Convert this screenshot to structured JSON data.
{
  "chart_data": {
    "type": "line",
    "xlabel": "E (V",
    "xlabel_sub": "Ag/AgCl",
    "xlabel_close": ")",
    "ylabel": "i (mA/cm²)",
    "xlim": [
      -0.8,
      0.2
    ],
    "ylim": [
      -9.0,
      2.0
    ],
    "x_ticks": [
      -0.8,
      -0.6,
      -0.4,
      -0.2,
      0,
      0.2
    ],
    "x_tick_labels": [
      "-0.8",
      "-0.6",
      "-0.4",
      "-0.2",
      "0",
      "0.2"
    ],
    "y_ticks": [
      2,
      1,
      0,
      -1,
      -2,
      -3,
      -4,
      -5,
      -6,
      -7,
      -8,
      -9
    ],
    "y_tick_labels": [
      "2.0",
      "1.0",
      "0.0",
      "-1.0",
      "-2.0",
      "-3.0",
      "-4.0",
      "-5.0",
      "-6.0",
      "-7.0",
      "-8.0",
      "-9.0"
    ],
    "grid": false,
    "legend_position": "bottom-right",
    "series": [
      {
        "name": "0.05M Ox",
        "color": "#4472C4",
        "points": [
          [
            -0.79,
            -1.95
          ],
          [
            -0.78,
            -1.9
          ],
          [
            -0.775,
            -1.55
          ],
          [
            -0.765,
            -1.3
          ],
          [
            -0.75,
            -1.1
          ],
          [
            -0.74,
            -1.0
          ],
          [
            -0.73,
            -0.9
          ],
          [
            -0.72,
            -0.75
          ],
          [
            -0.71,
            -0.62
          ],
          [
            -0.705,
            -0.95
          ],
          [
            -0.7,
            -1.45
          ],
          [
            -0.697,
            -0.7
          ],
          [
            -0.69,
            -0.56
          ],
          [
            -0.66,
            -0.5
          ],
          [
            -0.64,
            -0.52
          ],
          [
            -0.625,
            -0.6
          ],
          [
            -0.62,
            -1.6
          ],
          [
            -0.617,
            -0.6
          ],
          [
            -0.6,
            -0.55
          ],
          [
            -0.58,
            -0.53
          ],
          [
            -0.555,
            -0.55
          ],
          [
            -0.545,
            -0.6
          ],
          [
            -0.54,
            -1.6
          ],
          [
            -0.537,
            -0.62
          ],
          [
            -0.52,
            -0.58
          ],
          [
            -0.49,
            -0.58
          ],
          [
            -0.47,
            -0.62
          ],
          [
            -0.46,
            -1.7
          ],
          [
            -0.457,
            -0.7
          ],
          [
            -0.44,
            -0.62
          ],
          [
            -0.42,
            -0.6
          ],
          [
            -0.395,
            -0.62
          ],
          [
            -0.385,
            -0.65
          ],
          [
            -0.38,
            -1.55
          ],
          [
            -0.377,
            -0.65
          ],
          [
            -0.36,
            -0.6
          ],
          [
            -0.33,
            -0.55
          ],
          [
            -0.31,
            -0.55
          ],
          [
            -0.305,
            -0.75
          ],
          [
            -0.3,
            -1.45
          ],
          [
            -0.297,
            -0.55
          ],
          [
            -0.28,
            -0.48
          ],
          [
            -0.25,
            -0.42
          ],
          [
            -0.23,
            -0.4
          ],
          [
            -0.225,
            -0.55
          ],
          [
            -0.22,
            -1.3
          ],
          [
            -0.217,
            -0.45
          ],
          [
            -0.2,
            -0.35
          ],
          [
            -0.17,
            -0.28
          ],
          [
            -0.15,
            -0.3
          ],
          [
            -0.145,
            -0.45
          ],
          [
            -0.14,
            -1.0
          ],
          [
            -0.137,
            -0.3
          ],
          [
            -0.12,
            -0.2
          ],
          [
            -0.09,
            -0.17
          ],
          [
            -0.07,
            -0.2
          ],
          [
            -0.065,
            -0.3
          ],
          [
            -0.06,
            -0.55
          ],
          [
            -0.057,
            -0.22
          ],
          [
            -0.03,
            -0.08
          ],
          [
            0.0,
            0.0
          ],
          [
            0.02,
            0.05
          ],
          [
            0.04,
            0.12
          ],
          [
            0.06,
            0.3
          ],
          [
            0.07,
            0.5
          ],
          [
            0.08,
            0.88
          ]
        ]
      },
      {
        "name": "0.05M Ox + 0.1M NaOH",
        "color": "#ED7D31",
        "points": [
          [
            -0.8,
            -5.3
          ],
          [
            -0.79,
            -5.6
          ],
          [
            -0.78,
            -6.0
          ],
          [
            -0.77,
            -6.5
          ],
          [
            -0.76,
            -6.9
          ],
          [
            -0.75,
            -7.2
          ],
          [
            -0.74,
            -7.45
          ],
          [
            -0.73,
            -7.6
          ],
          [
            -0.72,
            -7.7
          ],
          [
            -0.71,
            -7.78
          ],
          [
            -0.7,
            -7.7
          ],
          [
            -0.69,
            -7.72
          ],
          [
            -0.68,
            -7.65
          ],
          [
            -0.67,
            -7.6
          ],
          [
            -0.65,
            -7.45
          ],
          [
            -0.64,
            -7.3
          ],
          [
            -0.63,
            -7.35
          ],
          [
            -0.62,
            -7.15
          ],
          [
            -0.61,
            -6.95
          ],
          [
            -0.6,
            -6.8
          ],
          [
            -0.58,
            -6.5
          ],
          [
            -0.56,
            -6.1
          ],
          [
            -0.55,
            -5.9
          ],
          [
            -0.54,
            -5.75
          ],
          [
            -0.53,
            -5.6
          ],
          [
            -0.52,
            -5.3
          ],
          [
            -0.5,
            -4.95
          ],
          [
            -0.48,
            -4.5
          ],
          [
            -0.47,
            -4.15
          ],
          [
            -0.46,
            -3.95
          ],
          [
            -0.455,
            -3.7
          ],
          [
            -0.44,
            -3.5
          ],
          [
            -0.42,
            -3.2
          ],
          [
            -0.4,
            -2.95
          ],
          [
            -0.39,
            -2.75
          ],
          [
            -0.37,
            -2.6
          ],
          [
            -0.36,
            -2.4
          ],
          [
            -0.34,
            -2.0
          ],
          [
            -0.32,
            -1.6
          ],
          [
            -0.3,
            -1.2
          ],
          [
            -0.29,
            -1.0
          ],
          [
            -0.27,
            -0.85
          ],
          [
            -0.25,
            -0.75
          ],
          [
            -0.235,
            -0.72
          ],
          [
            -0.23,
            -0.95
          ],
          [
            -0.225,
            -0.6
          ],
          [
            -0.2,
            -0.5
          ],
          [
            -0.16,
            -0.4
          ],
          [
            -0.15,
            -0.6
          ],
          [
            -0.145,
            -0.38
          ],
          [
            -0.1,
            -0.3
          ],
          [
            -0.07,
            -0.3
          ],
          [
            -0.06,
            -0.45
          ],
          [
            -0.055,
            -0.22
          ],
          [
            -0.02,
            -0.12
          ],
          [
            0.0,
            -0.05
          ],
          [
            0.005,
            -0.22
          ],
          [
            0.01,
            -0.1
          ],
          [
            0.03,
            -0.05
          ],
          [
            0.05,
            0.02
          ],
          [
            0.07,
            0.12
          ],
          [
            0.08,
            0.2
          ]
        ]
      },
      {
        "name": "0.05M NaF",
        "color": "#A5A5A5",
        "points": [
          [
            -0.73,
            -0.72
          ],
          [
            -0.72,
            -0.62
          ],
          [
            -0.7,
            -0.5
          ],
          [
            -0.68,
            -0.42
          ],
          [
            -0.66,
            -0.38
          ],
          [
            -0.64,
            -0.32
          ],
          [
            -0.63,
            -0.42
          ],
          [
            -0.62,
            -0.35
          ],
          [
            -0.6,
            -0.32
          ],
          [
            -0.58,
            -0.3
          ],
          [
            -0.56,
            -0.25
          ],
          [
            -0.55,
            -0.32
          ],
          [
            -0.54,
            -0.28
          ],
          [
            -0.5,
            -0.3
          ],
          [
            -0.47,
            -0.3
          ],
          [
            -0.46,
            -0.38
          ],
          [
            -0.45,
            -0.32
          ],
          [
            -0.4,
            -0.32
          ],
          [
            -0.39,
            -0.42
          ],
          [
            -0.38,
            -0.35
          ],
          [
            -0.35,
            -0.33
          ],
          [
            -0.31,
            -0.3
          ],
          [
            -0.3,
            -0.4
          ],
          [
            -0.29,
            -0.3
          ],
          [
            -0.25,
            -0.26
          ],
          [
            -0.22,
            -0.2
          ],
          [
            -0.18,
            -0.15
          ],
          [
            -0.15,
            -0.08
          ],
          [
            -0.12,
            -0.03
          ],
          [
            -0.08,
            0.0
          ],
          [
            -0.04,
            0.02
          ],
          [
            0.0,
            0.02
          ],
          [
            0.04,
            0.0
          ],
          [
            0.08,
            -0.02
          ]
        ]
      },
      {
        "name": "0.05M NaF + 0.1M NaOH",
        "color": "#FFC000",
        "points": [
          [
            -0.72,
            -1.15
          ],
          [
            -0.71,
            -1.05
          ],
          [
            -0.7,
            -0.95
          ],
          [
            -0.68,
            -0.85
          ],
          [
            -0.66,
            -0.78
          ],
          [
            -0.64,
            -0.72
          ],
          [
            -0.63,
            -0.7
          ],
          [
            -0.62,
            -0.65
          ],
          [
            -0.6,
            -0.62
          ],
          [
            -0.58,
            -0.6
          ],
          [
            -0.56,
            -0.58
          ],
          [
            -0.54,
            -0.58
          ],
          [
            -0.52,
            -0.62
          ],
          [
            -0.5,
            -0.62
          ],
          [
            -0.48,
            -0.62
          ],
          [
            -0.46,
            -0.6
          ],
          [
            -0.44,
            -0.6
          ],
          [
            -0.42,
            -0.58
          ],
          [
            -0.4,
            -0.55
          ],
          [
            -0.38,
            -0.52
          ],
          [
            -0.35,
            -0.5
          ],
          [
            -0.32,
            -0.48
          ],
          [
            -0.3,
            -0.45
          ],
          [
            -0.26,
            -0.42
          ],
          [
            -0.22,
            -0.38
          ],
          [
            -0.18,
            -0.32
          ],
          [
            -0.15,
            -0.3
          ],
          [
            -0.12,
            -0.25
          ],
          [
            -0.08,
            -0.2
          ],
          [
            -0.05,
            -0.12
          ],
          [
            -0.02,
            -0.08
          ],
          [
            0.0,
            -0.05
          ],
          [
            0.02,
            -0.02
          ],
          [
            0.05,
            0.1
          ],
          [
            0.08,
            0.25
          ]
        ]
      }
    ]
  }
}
----------
TASK DETAILS
Pull every line containing the word "name" out of the material.

TASK ANSWER
        "name": "0.05M Ox",
        "name": "0.05M Ox + 0.1M NaOH",
        "name": "0.05M NaF",
        "name": "0.05M NaF + 0.1M NaOH",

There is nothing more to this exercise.